Exercise objective | Continue the comment on federal gun laws from where it stops.

Your final paragraph starts with the idea that, "... I feel that this [changes to gun ownership laws] is an important conversation to have." I absolutely do feel a resentment to the federal Liberal party for it's stupid concentration on gun laws and changes thereto. I am neither a gun owner nor do I intend to be one. The reason for my resentment is that the LPC government has been concentrating on making outlaws of law abiding gun owners and trying to implicate those law abiding citizens in all sorts of crime while that same LPC government does nothing of any use with respect to the flow, nay, the flood, of illegal weapons from the south. In "addressing" gun violence, the LPC government is more worried about people who have not committed crime than they are about the people who actually HAVE committed that crime. That makes the LPC government at best stupid and idiotic and, more likely, simply not interested in dealing in any effective way with the issue: performance as compared to effectiveness.

Items listed in a dataset

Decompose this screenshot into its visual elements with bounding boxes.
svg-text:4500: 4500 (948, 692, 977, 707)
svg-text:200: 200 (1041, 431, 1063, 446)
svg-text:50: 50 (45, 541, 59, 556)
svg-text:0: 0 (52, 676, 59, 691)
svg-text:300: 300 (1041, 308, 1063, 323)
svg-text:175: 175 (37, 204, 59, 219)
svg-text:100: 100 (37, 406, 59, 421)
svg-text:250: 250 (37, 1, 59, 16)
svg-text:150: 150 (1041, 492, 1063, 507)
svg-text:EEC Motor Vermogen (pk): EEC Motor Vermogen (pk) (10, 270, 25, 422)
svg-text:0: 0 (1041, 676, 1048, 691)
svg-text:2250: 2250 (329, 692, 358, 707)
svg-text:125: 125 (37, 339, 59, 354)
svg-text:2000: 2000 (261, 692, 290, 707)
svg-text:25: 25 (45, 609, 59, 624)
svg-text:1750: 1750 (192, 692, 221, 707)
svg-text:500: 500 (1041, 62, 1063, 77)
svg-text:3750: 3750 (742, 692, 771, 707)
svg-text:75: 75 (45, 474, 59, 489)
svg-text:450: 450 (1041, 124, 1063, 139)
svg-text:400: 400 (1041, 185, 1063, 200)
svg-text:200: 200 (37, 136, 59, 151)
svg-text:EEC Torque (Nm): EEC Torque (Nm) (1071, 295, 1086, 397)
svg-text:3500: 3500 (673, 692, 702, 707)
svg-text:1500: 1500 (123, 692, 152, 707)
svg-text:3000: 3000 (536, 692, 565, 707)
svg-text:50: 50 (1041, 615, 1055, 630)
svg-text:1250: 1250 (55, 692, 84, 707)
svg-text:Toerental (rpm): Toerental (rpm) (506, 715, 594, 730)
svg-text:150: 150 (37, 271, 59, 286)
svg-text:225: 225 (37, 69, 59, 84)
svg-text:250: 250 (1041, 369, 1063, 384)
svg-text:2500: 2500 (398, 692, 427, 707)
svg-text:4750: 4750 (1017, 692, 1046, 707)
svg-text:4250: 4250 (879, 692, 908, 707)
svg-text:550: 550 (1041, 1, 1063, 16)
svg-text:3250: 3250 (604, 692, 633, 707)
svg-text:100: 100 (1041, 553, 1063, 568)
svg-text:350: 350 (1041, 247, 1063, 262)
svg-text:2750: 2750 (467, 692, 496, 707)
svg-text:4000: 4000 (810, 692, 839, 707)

Expected answer |
About half way through your essay you ask, "Do governments have the moral right to expect us not to act in defense of our lives and property?" Given the comments which I offer above, I emphatically answer that the governments do not have that moral right.

I must say, Sir, that you are tilting at considerable Canadian windmills recently: last week asking what if we cannot fix medicare and this week asking a) what if Canadian police cannot keep us safe and b) do governments have a moral right to prevent us from protecting our lives and property.

If you are not careful, someone will start asking if you are the "right" sort to be allowed to continue to make commentary - online harms and all that, you know. Keep up the good work and ask many, many more uncomfortable questions and keep tilting at any windmill you can find, Sr. Quixote!